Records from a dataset

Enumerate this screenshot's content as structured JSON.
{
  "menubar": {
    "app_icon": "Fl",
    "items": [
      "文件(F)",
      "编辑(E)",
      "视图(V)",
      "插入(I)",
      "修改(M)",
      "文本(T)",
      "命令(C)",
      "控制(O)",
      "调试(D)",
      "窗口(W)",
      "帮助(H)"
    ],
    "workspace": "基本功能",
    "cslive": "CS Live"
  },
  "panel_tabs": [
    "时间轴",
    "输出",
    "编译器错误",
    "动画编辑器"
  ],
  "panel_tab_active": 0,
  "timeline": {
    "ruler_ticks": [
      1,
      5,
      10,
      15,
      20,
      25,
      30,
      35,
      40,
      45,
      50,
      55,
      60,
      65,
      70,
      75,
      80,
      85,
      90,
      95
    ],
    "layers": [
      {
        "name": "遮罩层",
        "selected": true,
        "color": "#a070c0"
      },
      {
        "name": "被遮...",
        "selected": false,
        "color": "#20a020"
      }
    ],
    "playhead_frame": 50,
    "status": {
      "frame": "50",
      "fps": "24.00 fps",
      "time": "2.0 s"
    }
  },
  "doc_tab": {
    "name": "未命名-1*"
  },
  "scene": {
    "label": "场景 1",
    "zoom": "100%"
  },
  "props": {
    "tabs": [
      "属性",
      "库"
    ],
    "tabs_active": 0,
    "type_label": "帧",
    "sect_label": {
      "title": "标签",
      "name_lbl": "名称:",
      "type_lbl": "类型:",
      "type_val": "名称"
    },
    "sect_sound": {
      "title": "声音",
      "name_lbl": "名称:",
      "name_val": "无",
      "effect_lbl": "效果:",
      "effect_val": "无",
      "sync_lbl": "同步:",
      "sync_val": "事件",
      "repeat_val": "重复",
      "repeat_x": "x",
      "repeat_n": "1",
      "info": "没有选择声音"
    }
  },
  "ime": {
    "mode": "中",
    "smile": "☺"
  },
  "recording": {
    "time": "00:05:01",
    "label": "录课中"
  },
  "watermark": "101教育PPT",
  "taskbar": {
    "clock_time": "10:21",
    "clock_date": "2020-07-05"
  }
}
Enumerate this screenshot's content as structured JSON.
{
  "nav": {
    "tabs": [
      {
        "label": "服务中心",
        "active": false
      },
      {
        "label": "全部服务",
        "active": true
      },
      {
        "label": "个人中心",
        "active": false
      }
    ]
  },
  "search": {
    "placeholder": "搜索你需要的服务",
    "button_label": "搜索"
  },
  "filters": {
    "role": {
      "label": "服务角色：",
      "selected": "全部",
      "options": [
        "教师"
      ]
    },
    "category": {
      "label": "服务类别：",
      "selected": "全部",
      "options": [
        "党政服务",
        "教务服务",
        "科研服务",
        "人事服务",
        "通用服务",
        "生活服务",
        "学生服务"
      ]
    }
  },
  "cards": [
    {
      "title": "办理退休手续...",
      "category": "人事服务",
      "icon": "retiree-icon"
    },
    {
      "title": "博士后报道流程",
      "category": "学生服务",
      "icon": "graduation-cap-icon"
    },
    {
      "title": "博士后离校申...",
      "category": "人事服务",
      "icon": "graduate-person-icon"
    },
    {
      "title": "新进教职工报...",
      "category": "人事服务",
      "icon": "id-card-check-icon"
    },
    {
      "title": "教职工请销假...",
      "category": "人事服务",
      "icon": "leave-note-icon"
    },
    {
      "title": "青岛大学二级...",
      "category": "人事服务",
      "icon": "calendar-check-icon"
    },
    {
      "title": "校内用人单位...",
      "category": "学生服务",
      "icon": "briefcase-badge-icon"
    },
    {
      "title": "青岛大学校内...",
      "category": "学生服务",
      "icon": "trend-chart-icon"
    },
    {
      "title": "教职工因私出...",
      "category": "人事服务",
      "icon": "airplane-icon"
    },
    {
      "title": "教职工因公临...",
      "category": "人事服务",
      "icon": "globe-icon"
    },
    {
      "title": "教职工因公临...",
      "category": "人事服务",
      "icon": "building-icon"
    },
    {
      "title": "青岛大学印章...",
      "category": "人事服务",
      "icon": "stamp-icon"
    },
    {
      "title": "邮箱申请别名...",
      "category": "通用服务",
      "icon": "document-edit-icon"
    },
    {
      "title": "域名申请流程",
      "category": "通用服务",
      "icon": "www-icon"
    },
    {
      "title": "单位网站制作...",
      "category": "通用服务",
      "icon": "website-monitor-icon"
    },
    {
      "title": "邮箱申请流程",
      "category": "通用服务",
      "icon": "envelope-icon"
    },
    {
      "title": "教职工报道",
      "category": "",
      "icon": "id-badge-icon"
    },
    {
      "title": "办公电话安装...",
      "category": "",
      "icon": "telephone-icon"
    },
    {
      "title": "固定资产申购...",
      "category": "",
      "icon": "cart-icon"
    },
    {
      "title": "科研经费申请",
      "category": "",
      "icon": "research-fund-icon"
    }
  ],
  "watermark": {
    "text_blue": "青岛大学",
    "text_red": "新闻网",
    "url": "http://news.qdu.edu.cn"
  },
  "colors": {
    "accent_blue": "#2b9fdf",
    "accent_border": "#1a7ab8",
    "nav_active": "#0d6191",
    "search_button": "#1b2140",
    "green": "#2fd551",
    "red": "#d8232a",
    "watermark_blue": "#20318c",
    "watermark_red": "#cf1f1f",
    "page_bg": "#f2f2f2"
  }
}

Given task
Return the lines above exactly, keeping every word.

Completed exercise
Enumerate this screenshot's content as structured JSON.
{
  "menubar": {
    "app_icon": "Fl",
    "items": [
      "文件(F)",
      "编辑(E)",
      "视图(V)",
      "插入(I)",
      "修改(M)",
      "文本(T)",
      "命令(C)",
      "控制(O)",
      "调试(D)",
      "窗口(W)",
      "帮助(H)"
    ],
    "workspace": "基本功能",
    "cslive": "CS Live"
  },
  "panel_tabs": [
    "时间轴",
    "输出",
    "编译器错误",
    "动画编辑器"
  ],
  "panel_tab_active": 0,
  "timeline": {
    "ruler_ticks": [
      1,
      5,
      10,
      15,
      20,
      25,
      30,
      35,
      40,
      45,
      50,
      55,
      60,
      65,
      70,
      75,
      80,
      85,
      90,
      95
    ],
    "layers": [
      {
        "name": "遮罩层",
        "selected": true,
        "color": "#a070c0"
      },
      {
        "name": "被遮...",
        "selected": false,
        "color": "#20a020"
      }
    ],
    "playhead_frame": 50,
    "status": {
      "frame": "50",
      "fps": "24.00 fps",
      "time": "2.0 s"
    }
  },
  "doc_tab": {
    "name": "未命名-1*"
  },
  "scene": {
    "label": "场景 1",
    "zoom": "100%"
  },
  "props": {
    "tabs": [
      "属性",
      "库"
    ],
    "tabs_active": 0,
    "type_label": "帧",
    "sect_label": {
      "title": "标签",
      "name_lbl": "名称:",
      "type_lbl": "类型:",
      "type_val": "名称"
    },
    "sect_sound": {
      "title": "声音",
      "name_lbl": "名称:",
      "name_val": "无",
      "effect_lbl": "效果:",
      "effect_val": "无",
      "sync_lbl": "同步:",
      "sync_val": "事件",
      "repeat_val": "重复",
      "repeat_x": "x",
      "repeat_n": "1",
      "info": "没有选择声音"
    }
  },
  "ime": {
    "mode": "中",
    "smile": "☺"
  },
  "recording": {
    "time": "00:05:01",
    "label": "录课中"
  },
  "watermark": "101教育PPT",
  "taskbar": {
    "clock_time": "10:21",
    "clock_date": "2020-07-05"
  }
}
Enumerate this screenshot's content as structured JSON.
{
  "nav": {
    "tabs": [
      {
        "label": "服务中心",
        "active": false
      },
      {
        "label": "全部服务",
        "active": true
      },
      {
        "label": "个人中心",
        "active": false
      }
    ]
  },
  "search": {
    "placeholder": "搜索你需要的服务",
    "button_label": "搜索"
  },
  "filters": {
    "role": {
      "label": "服务角色：",
      "selected": "全部",
      "options": [
        "教师"
      ]
    },
    "category": {
      "label": "服务类别：",
      "selected": "全部",
      "options": [
        "党政服务",
        "教务服务",
        "科研服务",
        "人事服务",
        "通用服务",
        "生活服务",
        "学生服务"
      ]
    }
  },
  "cards": [
    {
      "title": "办理退休手续...",
      "category": "人事服务",
      "icon": "retiree-icon"
    },
    {
      "title": "博士后报道流程",
      "category": "学生服务",
      "icon": "graduation-cap-icon"
    },
    {
      "title": "博士后离校申...",
      "category": "人事服务",
      "icon": "graduate-person-icon"
    },
    {
      "title": "新进教职工报...",
      "category": "人事服务",
      "icon": "id-card-check-icon"
    },
    {
      "title": "教职工请销假...",
      "category": "人事服务",
      "icon": "leave-note-icon"
    },
    {
      "title": "青岛大学二级...",
      "category": "人事服务",
      "icon": "calendar-check-icon"
    },
    {
      "title": "校内用人单位...",
      "category": "学生服务",
      "icon": "briefcase-badge-icon"
    },
    {
      "title": "青岛大学校内...",
      "category": "学生服务",
      "icon": "trend-chart-icon"
    },
    {
      "title": "教职工因私出...",
      "category": "人事服务",
      "icon": "airplane-icon"
    },
    {
      "title": "教职工因公临...",
      "category": "人事服务",
      "icon": "globe-icon"
    },
    {
      "title": "教职工因公临...",
      "category": "人事服务",
      "icon": "building-icon"
    },
    {
      "title": "青岛大学印章...",
      "category": "人事服务",
      "icon": "stamp-icon"
    },
    {
      "title": "邮箱申请别名...",
      "category": "通用服务",
      "icon": "document-edit-icon"
    },
    {
      "title": "域名申请流程",
      "category": "通用服务",
      "icon": "www-icon"
    },
    {
      "title": "单位网站制作...",
      "category": "通用服务",
      "icon": "website-monitor-icon"
    },
    {
      "title": "邮箱申请流程",
      "category": "通用服务",
      "icon": "envelope-icon"
    },
    {
      "title": "教职工报道",
      "category": "",
      "icon": "id-badge-icon"
    },
    {
      "title": "办公电话安装...",
      "category": "",
      "icon": "telephone-icon"
    },
    {
      "title": "固定资产申购...",
      "category": "",
      "icon": "cart-icon"
    },
    {
      "title": "科研经费申请",
      "category": "",
      "icon": "research-fund-icon"
    }
  ],
  "watermark": {
    "text_blue": "青岛大学",
    "text_red": "新闻网",
    "url": "http://news.qdu.edu.cn"
  },
  "colors": {
    "accent_blue": "#2b9fdf",
    "accent_border": "#1a7ab8",
    "nav_active": "#0d6191",
    "search_button": "#1b2140",
    "green": "#2fd551",
    "red": "#d8232a",
    "watermark_blue": "#20318c",
    "watermark_red": "#cf1f1f",
    "page_bg": "#f2f2f2"
  }
}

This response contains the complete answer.